WHAT YOU WILL DO
Omit the pictures, please, and give each record below again exactly.

[start ENTRIES SHOWN]

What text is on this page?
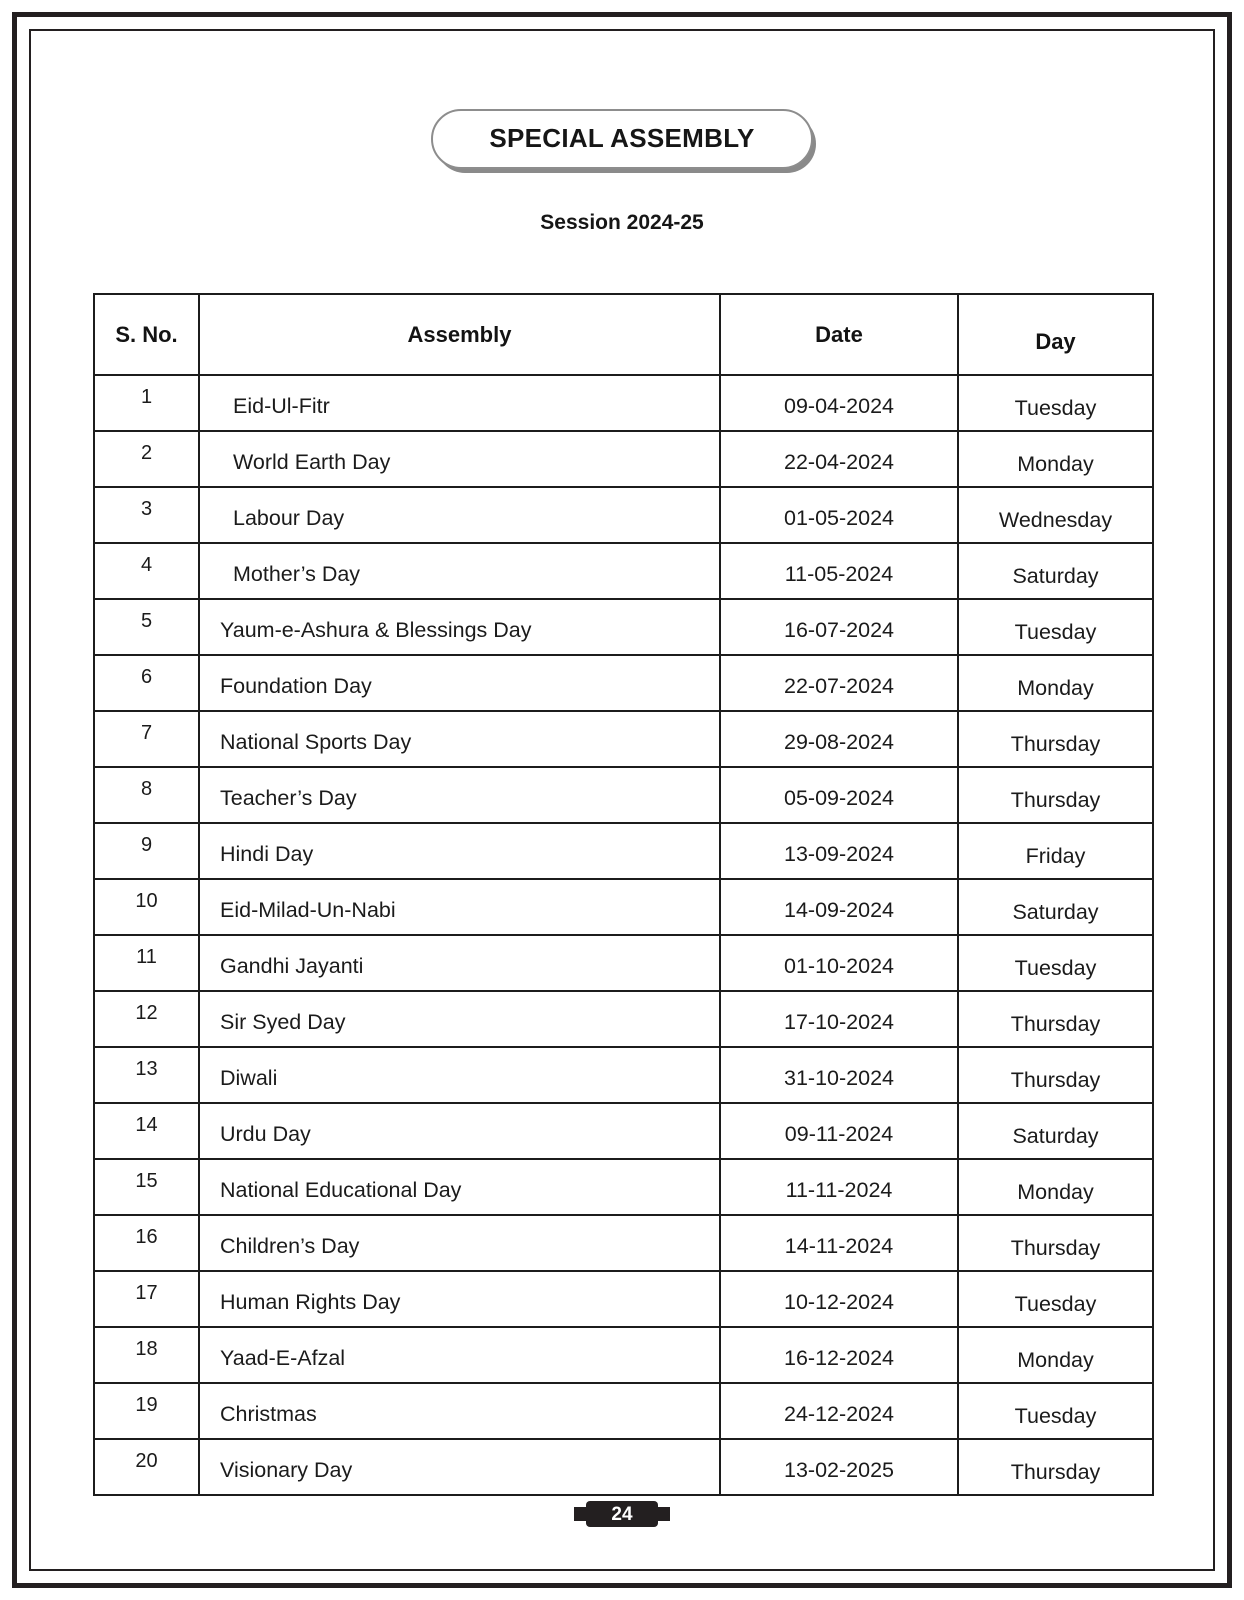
SPECIAL ASSEMBLY
Session 2024-25
S. No.	Assembly	Date	Day
1	Eid-Ul-Fitr	09-04-2024	Tuesday
2	World Earth Day	22-04-2024	Monday
3	Labour Day	01-05-2024	Wednesday
4	Mother’s Day	11-05-2024	Saturday
5	Yaum-e-Ashura & Blessings Day	16-07-2024	Tuesday
6	Foundation Day	22-07-2024	Monday
7	National Sports Day	29-08-2024	Thursday
8	Teacher’s Day	05-09-2024	Thursday
9	Hindi Day	13-09-2024	Friday
10	Eid-Milad-Un-Nabi	14-09-2024	Saturday
11	Gandhi Jayanti	01-10-2024	Tuesday
12	Sir Syed Day	17-10-2024	Thursday
13	Diwali	31-10-2024	Thursday
14	Urdu Day	09-11-2024	Saturday
15	National Educational Day	11-11-2024	Monday
16	Children’s Day	14-11-2024	Thursday
17	Human Rights Day	10-12-2024	Tuesday
18	Yaad-E-Afzal	16-12-2024	Monday
19	Christmas	24-12-2024	Tuesday
20	Visionary Day	13-02-2025	Thursday
24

[end ENTRIES SHOWN]

EXERCISE RESPONSE
What text is on this page?
SPECIAL ASSEMBLY
Session 2024-25
S. No.	Assembly	Date	Day
1	Eid-Ul-Fitr	09-04-2024	Tuesday
2	World Earth Day	22-04-2024	Monday
3	Labour Day	01-05-2024	Wednesday
4	Mother’s Day	11-05-2024	Saturday
5	Yaum-e-Ashura & Blessings Day	16-07-2024	Tuesday
6	Foundation Day	22-07-2024	Monday
7	National Sports Day	29-08-2024	Thursday
8	Teacher’s Day	05-09-2024	Thursday
9	Hindi Day	13-09-2024	Friday
10	Eid-Milad-Un-Nabi	14-09-2024	Saturday
11	Gandhi Jayanti	01-10-2024	Tuesday
12	Sir Syed Day	17-10-2024	Thursday
13	Diwali	31-10-2024	Thursday
14	Urdu Day	09-11-2024	Saturday
15	National Educational Day	11-11-2024	Monday
16	Children’s Day	14-11-2024	Thursday
17	Human Rights Day	10-12-2024	Tuesday
18	Yaad-E-Afzal	16-12-2024	Monday
19	Christmas	24-12-2024	Tuesday
20	Visionary Day	13-02-2025	Thursday
24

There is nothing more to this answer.